• EXERCISE REQUIREMENTS:
Look for "year" in the listing below. Gather each line that contains it.

+ + + + + + +

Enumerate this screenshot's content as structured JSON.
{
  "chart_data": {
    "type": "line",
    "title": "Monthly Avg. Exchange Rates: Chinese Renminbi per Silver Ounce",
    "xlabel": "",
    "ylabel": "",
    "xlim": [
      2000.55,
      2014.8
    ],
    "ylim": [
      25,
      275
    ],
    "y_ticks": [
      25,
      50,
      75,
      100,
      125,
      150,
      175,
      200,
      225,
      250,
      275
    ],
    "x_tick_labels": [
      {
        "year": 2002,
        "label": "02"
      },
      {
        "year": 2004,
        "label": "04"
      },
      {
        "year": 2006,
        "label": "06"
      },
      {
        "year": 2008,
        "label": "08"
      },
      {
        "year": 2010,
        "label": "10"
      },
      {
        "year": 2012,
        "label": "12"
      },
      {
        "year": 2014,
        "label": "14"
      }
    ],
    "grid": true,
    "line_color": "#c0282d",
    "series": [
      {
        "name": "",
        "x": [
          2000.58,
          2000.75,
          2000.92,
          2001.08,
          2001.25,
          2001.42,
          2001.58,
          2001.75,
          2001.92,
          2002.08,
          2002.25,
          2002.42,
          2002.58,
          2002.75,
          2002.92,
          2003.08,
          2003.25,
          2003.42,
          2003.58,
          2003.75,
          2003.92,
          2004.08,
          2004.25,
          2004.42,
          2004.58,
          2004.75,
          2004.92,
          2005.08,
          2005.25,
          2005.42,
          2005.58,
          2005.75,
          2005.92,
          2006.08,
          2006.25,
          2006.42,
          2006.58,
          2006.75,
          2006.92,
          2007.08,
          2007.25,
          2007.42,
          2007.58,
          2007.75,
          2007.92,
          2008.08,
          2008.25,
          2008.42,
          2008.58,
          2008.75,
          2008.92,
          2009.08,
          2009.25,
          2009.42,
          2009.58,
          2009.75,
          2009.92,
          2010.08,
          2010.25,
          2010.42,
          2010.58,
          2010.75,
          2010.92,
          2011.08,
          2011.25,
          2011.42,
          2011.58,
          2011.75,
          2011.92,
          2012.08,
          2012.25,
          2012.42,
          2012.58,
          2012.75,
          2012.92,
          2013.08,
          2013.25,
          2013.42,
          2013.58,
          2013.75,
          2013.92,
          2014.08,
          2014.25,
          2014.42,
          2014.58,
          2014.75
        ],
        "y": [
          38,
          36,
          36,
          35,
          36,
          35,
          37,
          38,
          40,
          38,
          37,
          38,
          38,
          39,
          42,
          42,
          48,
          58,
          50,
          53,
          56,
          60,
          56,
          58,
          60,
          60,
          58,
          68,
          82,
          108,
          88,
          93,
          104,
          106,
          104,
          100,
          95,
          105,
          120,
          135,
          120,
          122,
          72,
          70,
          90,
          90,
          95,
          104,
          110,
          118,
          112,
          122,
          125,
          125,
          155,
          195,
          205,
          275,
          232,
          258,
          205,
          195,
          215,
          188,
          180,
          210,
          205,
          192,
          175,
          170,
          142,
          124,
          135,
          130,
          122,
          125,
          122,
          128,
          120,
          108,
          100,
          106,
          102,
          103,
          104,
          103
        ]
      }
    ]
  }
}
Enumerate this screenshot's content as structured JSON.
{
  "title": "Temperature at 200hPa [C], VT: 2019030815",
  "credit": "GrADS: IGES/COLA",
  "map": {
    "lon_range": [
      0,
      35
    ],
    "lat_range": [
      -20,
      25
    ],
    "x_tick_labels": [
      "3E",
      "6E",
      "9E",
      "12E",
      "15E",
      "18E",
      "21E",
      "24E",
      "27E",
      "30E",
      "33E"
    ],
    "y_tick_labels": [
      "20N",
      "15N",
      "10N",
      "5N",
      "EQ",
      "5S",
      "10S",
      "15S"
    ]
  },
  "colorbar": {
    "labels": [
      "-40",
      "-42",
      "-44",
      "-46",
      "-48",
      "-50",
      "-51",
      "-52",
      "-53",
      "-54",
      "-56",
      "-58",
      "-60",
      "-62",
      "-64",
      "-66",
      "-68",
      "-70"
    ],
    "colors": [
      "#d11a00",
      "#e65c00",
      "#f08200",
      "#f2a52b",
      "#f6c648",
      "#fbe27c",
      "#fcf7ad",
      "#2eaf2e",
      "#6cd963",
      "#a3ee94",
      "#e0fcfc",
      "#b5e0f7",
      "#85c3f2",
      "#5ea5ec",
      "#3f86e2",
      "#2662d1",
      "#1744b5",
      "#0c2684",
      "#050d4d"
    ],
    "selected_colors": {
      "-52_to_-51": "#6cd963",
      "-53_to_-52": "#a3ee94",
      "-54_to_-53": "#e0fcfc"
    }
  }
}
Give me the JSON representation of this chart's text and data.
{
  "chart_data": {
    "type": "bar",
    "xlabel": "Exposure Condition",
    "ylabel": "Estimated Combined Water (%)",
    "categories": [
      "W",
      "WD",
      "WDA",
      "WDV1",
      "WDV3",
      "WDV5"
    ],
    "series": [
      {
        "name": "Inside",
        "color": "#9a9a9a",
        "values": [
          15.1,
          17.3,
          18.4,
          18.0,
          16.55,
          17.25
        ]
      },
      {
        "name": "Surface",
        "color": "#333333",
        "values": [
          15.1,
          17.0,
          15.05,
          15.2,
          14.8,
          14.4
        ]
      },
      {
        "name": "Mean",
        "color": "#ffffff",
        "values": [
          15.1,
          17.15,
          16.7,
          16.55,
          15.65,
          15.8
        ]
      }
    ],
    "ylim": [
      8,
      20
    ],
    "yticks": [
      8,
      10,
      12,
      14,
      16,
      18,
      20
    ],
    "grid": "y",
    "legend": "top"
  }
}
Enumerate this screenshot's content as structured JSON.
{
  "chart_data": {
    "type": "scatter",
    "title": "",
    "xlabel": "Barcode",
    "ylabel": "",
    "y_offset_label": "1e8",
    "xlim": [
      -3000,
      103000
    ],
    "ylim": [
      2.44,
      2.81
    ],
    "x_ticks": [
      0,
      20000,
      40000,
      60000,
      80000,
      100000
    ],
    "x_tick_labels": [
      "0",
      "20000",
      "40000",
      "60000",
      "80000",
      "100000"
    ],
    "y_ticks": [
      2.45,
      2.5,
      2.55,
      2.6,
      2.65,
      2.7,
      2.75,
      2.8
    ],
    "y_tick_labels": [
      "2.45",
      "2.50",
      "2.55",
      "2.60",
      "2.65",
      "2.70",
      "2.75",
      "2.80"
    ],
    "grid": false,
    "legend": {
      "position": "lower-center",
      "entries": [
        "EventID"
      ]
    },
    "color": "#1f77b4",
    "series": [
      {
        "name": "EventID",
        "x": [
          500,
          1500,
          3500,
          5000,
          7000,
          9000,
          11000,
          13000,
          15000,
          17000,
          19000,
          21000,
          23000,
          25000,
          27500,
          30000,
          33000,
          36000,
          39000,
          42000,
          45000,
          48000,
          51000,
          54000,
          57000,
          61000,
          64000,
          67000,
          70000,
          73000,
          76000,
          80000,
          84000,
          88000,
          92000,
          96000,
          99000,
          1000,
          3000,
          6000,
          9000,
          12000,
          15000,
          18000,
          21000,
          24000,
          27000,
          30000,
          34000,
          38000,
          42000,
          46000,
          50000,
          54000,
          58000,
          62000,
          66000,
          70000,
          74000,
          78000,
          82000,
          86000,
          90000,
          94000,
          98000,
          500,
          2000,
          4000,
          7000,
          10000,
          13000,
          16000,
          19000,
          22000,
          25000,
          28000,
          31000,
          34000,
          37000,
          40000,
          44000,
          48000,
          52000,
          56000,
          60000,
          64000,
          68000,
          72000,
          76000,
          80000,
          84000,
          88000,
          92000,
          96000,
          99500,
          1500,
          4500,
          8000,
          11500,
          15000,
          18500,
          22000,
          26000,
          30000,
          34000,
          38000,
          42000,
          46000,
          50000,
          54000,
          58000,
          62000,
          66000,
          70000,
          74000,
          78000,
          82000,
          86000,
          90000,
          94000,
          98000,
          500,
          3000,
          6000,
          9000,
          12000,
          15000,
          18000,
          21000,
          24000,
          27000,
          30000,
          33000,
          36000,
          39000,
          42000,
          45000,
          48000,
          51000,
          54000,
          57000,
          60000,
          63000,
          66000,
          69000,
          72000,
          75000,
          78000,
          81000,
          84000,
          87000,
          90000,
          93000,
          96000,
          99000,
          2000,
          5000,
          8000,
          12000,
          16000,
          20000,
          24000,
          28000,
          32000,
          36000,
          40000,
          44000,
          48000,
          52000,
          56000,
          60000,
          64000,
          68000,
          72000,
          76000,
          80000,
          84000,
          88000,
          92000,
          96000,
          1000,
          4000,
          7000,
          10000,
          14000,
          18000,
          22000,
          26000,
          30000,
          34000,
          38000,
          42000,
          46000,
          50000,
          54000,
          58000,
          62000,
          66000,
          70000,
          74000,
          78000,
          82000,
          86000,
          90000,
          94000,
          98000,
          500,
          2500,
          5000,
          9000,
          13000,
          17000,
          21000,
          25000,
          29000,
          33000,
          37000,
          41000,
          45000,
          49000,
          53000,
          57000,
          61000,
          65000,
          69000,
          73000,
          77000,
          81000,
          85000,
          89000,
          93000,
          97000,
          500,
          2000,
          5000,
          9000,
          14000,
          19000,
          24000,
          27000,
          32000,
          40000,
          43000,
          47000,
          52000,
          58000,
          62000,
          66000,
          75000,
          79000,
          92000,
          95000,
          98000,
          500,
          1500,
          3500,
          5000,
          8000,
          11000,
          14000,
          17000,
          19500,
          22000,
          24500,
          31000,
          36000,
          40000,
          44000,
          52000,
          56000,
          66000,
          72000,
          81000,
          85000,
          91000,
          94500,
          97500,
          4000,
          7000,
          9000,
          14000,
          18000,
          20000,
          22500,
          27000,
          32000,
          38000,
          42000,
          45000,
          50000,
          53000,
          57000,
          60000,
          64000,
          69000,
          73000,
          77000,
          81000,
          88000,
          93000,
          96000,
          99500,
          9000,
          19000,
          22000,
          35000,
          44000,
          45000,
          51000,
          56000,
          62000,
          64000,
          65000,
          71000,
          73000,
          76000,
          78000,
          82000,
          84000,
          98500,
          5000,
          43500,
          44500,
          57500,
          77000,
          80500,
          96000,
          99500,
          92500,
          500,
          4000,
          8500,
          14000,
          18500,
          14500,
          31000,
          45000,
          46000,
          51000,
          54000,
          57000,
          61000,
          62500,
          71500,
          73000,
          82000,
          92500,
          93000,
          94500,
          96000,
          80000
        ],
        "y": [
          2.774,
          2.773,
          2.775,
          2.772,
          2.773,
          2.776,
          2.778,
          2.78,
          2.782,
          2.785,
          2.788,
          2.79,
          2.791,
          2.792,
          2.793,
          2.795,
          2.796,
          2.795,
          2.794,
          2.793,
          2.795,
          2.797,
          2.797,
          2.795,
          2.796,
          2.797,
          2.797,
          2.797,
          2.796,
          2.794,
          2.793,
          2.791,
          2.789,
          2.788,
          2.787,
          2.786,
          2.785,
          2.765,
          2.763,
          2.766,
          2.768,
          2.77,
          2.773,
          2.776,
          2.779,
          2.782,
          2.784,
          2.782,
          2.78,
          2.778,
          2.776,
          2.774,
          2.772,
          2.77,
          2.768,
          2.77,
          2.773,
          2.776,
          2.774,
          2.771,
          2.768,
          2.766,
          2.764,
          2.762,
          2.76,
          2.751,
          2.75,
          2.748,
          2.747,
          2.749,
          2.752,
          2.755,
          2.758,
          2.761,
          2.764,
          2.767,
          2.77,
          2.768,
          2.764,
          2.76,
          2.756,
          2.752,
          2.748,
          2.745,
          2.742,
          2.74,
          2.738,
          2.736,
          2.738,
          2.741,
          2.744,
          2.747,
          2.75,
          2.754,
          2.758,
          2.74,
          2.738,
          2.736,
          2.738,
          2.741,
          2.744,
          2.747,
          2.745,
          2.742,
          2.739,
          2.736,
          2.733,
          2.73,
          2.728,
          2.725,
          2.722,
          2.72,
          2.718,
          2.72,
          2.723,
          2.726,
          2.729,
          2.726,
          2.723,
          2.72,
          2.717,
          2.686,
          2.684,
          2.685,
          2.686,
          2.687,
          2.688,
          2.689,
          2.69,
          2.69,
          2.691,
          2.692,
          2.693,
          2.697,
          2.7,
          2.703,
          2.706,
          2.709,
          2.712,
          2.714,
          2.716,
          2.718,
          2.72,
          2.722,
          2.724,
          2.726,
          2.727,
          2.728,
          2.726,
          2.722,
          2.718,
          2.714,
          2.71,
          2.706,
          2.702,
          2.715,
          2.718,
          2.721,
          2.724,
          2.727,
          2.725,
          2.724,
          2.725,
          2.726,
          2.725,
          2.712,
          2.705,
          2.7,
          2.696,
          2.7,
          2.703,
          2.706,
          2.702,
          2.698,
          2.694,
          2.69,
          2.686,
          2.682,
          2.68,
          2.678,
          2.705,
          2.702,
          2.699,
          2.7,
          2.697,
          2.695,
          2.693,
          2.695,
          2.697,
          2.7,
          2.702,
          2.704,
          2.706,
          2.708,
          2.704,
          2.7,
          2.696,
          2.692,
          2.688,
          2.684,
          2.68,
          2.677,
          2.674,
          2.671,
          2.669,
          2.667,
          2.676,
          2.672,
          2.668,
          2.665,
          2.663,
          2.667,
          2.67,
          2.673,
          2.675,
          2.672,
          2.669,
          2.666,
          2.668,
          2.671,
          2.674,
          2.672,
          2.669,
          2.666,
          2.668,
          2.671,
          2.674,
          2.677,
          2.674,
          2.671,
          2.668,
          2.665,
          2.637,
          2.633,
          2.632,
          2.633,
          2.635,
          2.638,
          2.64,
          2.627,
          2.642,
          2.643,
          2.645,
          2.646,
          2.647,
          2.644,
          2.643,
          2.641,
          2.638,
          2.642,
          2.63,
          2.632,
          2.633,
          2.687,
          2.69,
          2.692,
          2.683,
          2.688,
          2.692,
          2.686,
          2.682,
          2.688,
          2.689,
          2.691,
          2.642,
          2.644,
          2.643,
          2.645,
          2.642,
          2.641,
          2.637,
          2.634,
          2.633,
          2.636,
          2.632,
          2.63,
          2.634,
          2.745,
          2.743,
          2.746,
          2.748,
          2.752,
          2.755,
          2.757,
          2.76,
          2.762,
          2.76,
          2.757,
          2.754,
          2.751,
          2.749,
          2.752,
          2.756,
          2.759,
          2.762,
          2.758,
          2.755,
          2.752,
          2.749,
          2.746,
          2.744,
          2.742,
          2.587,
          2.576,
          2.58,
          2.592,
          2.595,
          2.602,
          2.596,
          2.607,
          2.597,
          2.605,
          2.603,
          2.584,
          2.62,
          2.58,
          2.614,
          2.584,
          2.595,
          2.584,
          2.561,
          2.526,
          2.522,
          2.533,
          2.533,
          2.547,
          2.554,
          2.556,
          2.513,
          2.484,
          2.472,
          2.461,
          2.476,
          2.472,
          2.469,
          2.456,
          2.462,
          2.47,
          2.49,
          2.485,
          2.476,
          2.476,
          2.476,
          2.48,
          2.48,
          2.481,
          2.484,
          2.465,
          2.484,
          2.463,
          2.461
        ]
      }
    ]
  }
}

+ + + + + + +

• FINAL RESULT:
        "year": 2002,
        "year": 2004,
        "year": 2006,
        "year": 2008,
        "year": 2010,
        "year": 2012,
        "year": 2014,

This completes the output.